(Stored records)
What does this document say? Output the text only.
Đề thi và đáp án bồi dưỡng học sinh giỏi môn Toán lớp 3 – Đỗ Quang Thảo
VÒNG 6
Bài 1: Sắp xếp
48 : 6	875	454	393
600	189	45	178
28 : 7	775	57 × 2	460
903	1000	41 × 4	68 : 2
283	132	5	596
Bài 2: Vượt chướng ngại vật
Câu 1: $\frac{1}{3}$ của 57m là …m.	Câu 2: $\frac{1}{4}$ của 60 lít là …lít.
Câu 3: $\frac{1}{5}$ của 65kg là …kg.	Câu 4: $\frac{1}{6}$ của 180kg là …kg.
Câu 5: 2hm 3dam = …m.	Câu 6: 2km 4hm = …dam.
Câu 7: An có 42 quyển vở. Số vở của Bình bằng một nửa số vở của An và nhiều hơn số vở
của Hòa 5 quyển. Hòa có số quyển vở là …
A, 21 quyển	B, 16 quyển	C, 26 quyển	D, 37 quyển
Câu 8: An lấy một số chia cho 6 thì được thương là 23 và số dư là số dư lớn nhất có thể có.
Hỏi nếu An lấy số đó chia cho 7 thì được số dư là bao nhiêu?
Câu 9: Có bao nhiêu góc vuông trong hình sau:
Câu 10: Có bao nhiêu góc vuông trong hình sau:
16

--

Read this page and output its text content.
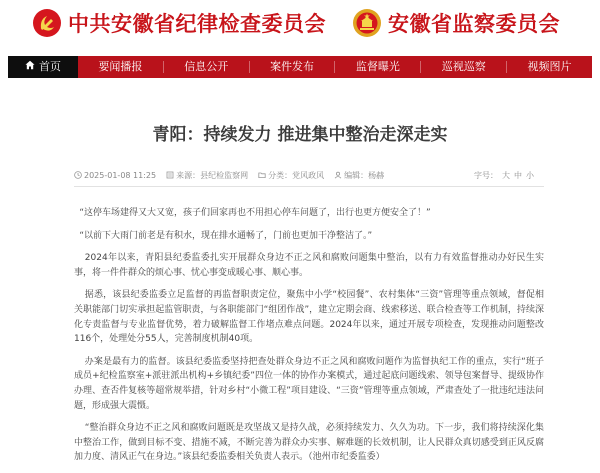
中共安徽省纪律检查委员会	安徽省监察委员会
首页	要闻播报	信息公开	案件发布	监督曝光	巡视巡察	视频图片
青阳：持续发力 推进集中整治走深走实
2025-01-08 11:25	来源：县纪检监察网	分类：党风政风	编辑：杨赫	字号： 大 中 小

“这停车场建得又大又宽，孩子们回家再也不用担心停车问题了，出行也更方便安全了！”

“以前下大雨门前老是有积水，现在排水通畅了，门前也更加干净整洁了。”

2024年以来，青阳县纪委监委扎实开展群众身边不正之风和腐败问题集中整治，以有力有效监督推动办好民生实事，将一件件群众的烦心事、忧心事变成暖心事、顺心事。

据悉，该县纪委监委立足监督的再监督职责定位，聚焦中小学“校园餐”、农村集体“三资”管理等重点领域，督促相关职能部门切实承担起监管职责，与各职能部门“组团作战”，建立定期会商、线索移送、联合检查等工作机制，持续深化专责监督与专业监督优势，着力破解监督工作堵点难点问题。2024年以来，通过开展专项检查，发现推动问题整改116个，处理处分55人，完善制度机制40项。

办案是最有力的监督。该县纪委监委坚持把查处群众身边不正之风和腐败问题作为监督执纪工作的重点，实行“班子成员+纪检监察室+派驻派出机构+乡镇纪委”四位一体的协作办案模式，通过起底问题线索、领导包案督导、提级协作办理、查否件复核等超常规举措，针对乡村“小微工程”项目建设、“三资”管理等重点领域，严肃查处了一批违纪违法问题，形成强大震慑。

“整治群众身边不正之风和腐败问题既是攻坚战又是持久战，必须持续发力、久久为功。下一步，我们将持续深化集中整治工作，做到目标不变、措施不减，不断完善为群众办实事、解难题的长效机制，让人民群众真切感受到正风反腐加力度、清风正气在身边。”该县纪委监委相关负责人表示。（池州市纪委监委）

WORK INSTRUCTIONS — Examine the records and report how many lines contain the string "text". Only the number should be given.

SOLUTION TO THIS PROBLEM — 2